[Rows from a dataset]
* * * * * * * * *
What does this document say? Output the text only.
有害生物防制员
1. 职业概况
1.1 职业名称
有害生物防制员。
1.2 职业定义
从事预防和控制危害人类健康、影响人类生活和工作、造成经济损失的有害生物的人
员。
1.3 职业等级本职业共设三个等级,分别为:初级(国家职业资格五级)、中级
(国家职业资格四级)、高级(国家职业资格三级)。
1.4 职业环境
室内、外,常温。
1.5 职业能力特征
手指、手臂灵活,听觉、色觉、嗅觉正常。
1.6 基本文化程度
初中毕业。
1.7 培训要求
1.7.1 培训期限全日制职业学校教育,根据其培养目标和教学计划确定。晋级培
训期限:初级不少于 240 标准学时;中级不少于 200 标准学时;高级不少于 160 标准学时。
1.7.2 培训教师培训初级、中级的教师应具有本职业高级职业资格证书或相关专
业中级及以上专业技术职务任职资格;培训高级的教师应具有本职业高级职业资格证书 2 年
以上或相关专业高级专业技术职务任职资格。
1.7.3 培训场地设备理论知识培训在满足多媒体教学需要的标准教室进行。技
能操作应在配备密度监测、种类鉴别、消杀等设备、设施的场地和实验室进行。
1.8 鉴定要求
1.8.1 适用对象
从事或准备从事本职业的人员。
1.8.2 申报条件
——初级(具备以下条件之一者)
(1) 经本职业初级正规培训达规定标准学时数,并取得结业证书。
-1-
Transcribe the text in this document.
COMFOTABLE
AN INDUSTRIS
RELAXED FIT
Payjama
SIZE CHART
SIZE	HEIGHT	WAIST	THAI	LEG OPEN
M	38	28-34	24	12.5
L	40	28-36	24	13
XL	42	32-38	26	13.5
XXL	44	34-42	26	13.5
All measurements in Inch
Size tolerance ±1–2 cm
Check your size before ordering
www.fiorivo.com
* * * * * * * * *
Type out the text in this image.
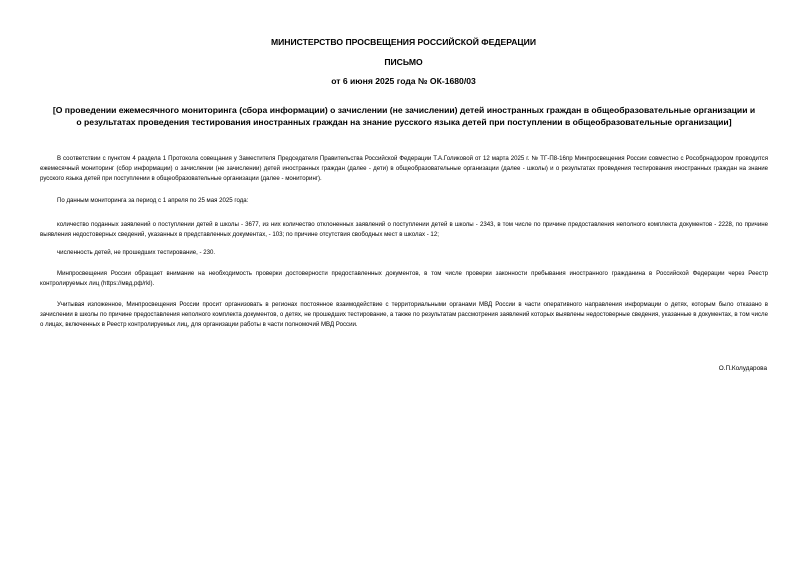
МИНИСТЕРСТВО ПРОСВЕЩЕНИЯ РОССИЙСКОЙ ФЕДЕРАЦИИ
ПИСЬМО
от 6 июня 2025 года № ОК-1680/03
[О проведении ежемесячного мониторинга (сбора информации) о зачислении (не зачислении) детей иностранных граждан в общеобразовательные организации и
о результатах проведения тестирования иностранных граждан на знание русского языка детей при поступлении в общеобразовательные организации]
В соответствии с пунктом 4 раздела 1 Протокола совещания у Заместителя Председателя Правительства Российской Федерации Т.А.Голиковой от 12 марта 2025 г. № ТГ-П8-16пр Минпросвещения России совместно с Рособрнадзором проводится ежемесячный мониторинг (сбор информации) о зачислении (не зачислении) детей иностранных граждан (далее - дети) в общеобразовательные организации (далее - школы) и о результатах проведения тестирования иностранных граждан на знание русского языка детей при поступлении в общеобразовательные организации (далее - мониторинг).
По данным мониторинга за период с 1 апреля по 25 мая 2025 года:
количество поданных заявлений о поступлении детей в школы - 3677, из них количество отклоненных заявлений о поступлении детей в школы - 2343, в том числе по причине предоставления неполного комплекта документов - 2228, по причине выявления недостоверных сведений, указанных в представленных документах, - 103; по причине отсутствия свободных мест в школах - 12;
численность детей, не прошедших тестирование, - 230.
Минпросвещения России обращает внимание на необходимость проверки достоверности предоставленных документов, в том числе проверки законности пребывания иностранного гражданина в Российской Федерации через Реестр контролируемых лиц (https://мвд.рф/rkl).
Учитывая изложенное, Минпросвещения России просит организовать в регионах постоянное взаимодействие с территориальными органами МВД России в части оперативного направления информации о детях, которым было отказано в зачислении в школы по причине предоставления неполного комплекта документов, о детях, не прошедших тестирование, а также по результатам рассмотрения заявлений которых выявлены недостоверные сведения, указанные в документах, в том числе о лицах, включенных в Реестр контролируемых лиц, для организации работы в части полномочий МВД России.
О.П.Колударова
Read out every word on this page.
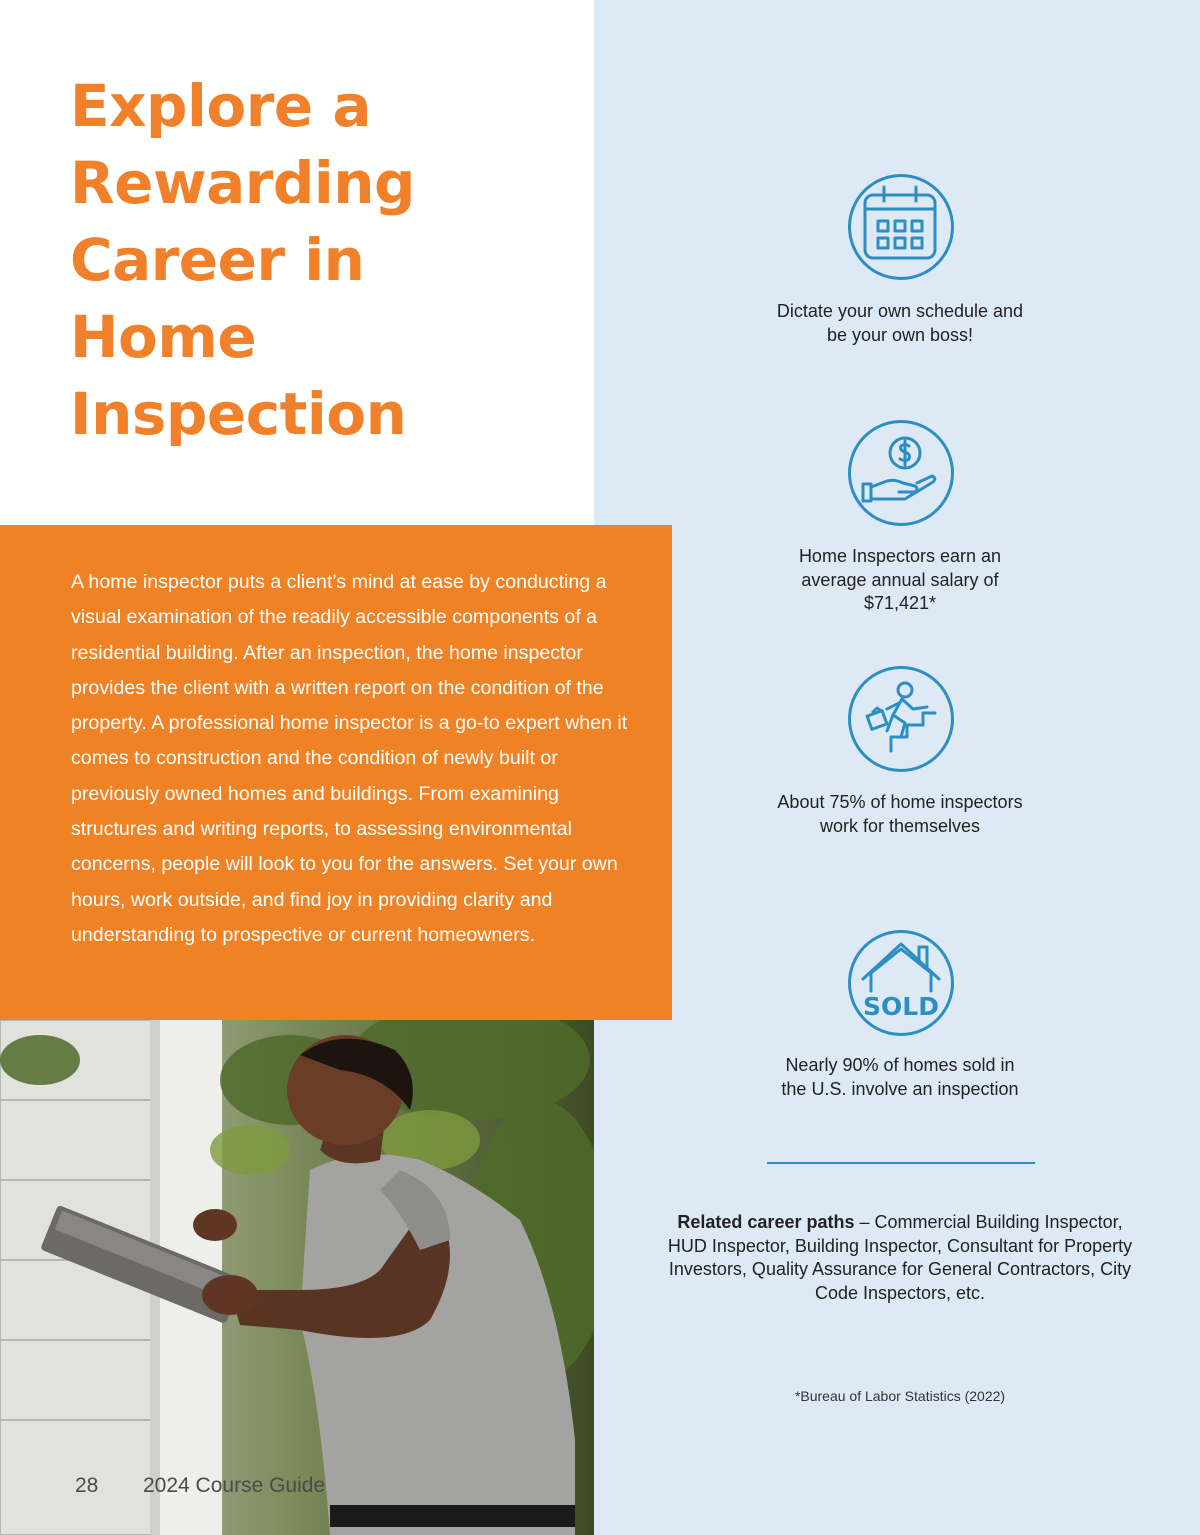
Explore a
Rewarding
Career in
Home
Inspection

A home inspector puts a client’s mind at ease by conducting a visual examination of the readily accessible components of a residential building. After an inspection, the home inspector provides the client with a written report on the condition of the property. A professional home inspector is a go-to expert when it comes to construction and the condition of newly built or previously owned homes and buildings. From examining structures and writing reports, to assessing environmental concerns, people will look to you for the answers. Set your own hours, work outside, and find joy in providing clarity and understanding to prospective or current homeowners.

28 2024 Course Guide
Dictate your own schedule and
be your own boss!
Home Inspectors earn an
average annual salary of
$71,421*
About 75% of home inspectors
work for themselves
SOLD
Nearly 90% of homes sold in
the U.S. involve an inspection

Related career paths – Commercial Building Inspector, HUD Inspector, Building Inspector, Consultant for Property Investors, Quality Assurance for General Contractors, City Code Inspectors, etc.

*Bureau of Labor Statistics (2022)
* * * * * * * * *
*Task details:*
Identify the lines above that contain the word "document", then copy them.

*Response to the task:*
What does this document say? Output the text only.
Transcribe the text in this document.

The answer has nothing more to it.